--- Exercise set ---
A. Answer these from the Tottenham article:
(i) By what score did Southampton beat Spurs at White Hart Lane?
(ii) In which competition is Wednesday's tie against the First Division side?
(iii) What drink did Strachan say he would have while staring at the Teletext?
B. Swap "White Hart Lane" for "the Lane" and reproduce the Tottenham article, beginning at the words "Glenn Hoddle will" and stopping after "from six games.".
C. Proceed with the Tottenham article, writing on from its final sentence.
══ Provided passage
Glenn Hoddle will be sent to Coventry on Wednesday with the message that his Tottenham team had better start doing the talking for him. Last year a home win over Southampton gave Spurs a brief glimpse of life at the top of the Premiership; yesterday's 3-1 defeat by the Saints at White Hart Lane left them looking at the bottom with only four points from six games.
Wednesday's trip to the Midlands for a Carling Cup tie against the First Division side looks like make or break for the man who once graced Tottenham's midfield with consummate skills. Hoddle acknowledged that last night when he said: "The cup game must be a turning point. We have got to lift ourselves for that game, it's as simple as that. I have been in football long enough to know there are turning points. We have to pull together, keep working and show the character to turn it around."
Gordon Strachan, told that his Southampton side were fourth in the table, said: "I'm going home to stare at the Teletext for three hours with a Coca-Cola and a packet of crisps." Hoddle can afford no such luxury, and he knows a cup tie against a side from a lower division is loaded. Defeat is a disaster, but victory means little positive - so what if Spurs win comfortably? Hoddle's managerial methods were questioned when he was in charge of England and he cut short his rehabilitation by being tempted back to north London where he has been under pressure to inspire from off the field the kind of football with which he had beguiled the fans on it in the Seventies and Eighties.
════
══ Dataset
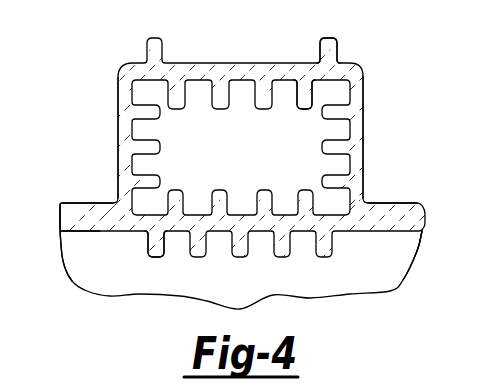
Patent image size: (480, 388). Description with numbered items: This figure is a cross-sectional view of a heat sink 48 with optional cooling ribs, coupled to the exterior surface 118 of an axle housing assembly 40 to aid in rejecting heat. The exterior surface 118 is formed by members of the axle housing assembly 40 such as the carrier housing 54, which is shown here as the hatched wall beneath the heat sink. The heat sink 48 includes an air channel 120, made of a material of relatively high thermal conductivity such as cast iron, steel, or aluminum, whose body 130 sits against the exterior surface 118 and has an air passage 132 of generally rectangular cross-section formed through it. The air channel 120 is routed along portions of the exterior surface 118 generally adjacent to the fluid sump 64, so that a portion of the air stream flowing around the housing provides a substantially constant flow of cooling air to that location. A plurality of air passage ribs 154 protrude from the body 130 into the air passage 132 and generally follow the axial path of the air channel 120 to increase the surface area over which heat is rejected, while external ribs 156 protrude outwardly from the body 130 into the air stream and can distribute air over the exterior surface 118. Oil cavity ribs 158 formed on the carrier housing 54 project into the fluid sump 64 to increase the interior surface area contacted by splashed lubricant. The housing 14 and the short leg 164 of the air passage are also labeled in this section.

The housing 14 is at (448, 267).
The axle housing assembly 40 is at (400, 195).
The heat sink 48 is at (117, 115).
The carrier housing 54 is at (67, 219).
The fluid sump 64 is at (263, 295).
The exterior surface 118 is at (85, 203).
The air channel 120 is at (117, 58).
The body 130 is at (358, 128).
The air passage 132 is at (247, 164).
The air passage ribs 154 is at (307, 111).
The external ribs 156 is at (340, 50).
The oil cavity ribs 158 is at (153, 258).
The short leg 164 is at (88, 231).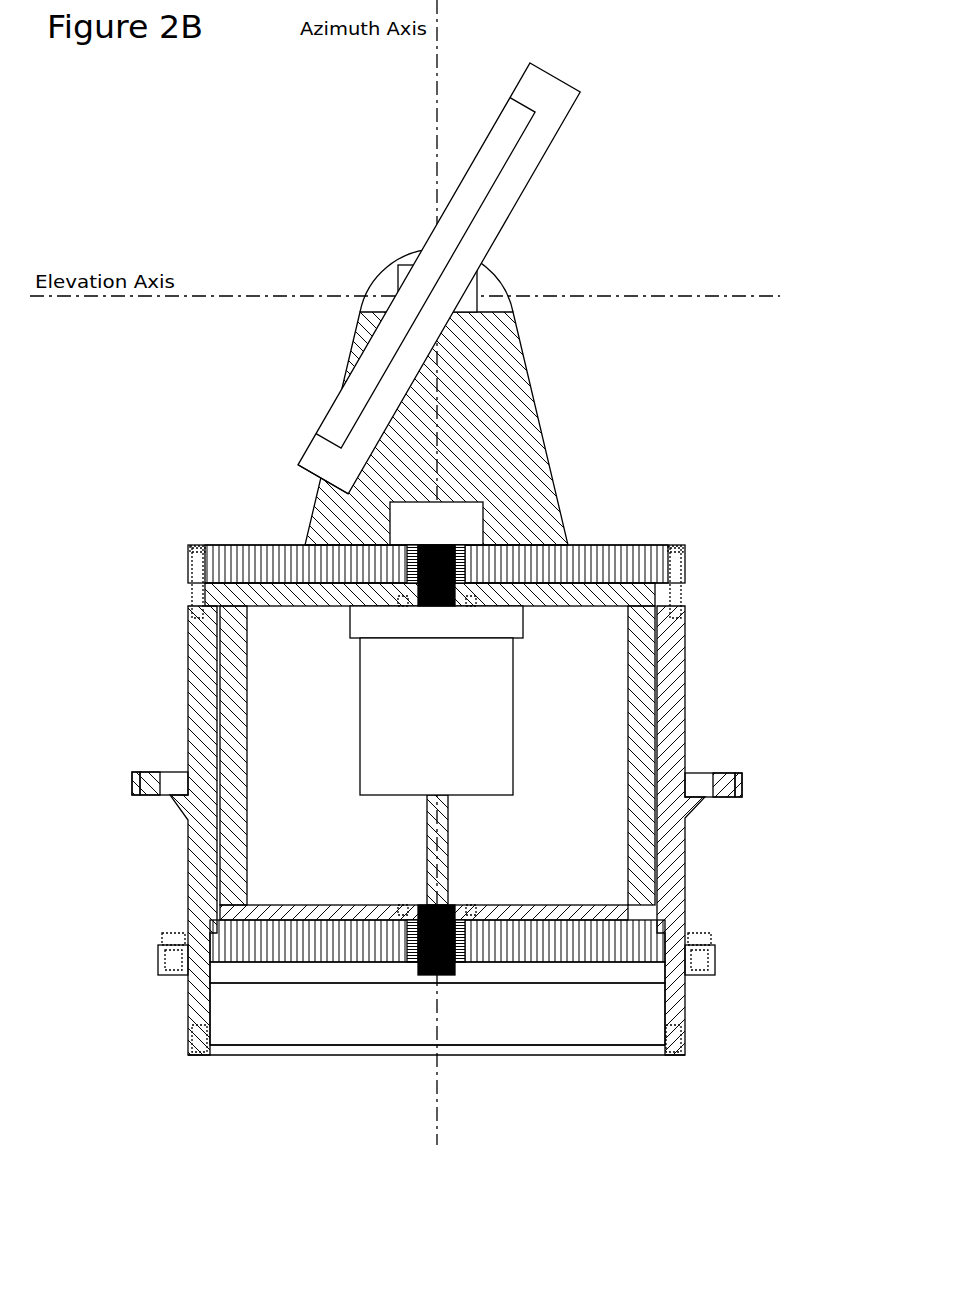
════
--- Responses ---
A.
(i) 3-1
(ii) The Carling Cup
(iii) A Coca-Cola

B.
Glenn Hoddle will be sent to Coventry on Wednesday with the message that his Tottenham team had better start doing the talking for him. Last year a home win over Southampton gave Spurs a brief glimpse of life at the top of the Premiership; yesterday's 3-1 defeat by the Saints at the Lane left them looking at the bottom with only four points from six games.

C.
Typically it was one of the players who flourished during Hoddle's reign at Southampton, James Beattie, who set the Saints on their way with a header from a corner after only three minutes. It was a goal that must have had special meaning for a man who had criticised Hoddle's man-management at Southampton. Beattie rubbed in his point by hammering in a 25-yard free-kick just before the interval.
As the past continued to haunt Hoddle, Kevin Phillips, a player he had wanted to sign for Spurs from Sunderland, made it 3-0 after an hour. That was 10 goals conceded in Tottenham's last three games, and Frédéric Kanouté's strike two minutes later offered little optimism for the home fans.
There was something to cheer, though, for the watching England coach, who must have been impressed by Beattie's finishing, even though it was against a defence of Liechtenstein proportions. He could sort out that back line, surely, and he will be in the market for a club job again once his England stint is over. But that will be at Chelsea, won't it? Not necessarily. We hear he has been tempted by the lure of talents beyond compare but the message emanating from Stamford Bridge yesterday was a different one we have heard before in connection with Eriksson: he thought he loved the Swede but he has decided to stick with the Italian. But the "he" in question was not Eriksson; it was Chelsea's new owner, Roman Abramovich.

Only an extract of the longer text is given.